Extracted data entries
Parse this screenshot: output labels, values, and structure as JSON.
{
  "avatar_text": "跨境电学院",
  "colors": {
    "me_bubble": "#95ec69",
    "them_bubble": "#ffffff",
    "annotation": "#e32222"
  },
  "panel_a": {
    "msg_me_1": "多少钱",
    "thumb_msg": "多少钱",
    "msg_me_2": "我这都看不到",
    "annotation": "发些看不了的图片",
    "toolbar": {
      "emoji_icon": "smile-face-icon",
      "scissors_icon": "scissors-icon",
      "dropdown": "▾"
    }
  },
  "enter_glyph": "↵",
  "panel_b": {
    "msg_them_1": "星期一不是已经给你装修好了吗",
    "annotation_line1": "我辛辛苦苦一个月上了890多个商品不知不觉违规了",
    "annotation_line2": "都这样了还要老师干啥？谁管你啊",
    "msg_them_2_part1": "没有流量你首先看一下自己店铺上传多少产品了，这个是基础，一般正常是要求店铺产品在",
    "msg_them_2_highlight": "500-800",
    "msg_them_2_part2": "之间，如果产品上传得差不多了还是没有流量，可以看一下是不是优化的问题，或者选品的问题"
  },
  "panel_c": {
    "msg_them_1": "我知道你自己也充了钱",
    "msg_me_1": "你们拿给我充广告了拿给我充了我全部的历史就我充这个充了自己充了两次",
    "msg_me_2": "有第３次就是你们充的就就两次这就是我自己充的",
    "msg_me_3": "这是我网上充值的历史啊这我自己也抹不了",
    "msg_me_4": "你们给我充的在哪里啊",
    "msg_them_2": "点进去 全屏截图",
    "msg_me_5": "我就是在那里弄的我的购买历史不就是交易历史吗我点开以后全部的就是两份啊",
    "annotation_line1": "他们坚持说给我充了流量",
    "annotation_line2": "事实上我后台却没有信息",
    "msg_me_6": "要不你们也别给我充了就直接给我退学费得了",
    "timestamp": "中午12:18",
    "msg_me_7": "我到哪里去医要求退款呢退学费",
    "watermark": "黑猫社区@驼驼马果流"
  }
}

Directions for this task:
Check each line of the records above for the string "icon", and report every line that has it.

Expected answer:
      "emoji_icon": "smile-face-icon",
      "scissors_icon": "scissors-icon",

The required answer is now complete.